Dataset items
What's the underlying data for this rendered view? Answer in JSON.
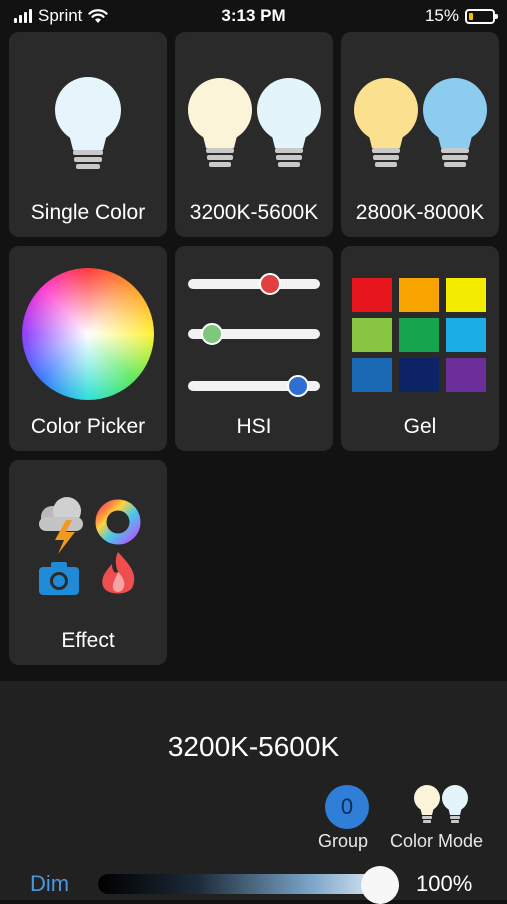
{
  "status": {
    "carrier": "Sprint",
    "time": "3:13 PM",
    "battery": "15%",
    "battery_level": 0.15
  },
  "tiles": [
    {
      "id": "single-color",
      "label": "Single Color"
    },
    {
      "id": "cct-3200-5600",
      "label": "3200K-5600K"
    },
    {
      "id": "cct-2800-8000",
      "label": "2800K-8000K"
    },
    {
      "id": "color-picker",
      "label": "Color Picker"
    },
    {
      "id": "hsi",
      "label": "HSI"
    },
    {
      "id": "gel",
      "label": "Gel"
    },
    {
      "id": "effect",
      "label": "Effect"
    }
  ],
  "hsi_sliders": [
    {
      "name": "hue",
      "color": "#e0403f",
      "level": 0.62
    },
    {
      "name": "saturation",
      "color": "#7ec77c",
      "level": 0.18
    },
    {
      "name": "intensity",
      "color": "#2f6fd1",
      "level": 0.83
    }
  ],
  "gel_colors": [
    "#e8161d",
    "#f7a400",
    "#f4ec00",
    "#88c540",
    "#16a44c",
    "#1aaee4",
    "#1b68b4",
    "#0c2366",
    "#6c2e9b"
  ],
  "bottom": {
    "current_mode": "3200K-5600K",
    "group_count": "0",
    "group_label": "Group",
    "color_mode_label": "Color Mode",
    "dim_label": "Dim",
    "dim_value": "100%",
    "dim_level": 1.0
  },
  "colors": {
    "accent": "#4a97e2",
    "tile_bg": "#2a2a2b",
    "panel_bg": "#212122"
  }
}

## TASK PROMPT
Repeat the material above verbatim. Leave the pictures behind.

## EXPECTED ANSWER
What's the underlying data for this rendered view? Answer in JSON.
{
  "status": {
    "carrier": "Sprint",
    "time": "3:13 PM",
    "battery": "15%",
    "battery_level": 0.15
  },
  "tiles": [
    {
      "id": "single-color",
      "label": "Single Color"
    },
    {
      "id": "cct-3200-5600",
      "label": "3200K-5600K"
    },
    {
      "id": "cct-2800-8000",
      "label": "2800K-8000K"
    },
    {
      "id": "color-picker",
      "label": "Color Picker"
    },
    {
      "id": "hsi",
      "label": "HSI"
    },
    {
      "id": "gel",
      "label": "Gel"
    },
    {
      "id": "effect",
      "label": "Effect"
    }
  ],
  "hsi_sliders": [
    {
      "name": "hue",
      "color": "#e0403f",
      "level": 0.62
    },
    {
      "name": "saturation",
      "color": "#7ec77c",
      "level": 0.18
    },
    {
      "name": "intensity",
      "color": "#2f6fd1",
      "level": 0.83
    }
  ],
  "gel_colors": [
    "#e8161d",
    "#f7a400",
    "#f4ec00",
    "#88c540",
    "#16a44c",
    "#1aaee4",
    "#1b68b4",
    "#0c2366",
    "#6c2e9b"
  ],
  "bottom": {
    "current_mode": "3200K-5600K",
    "group_count": "0",
    "group_label": "Group",
    "color_mode_label": "Color Mode",
    "dim_label": "Dim",
    "dim_value": "100%",
    "dim_level": 1.0
  },
  "colors": {
    "accent": "#4a97e2",
    "tile_bg": "#2a2a2b",
    "panel_bg": "#212122"
  }
}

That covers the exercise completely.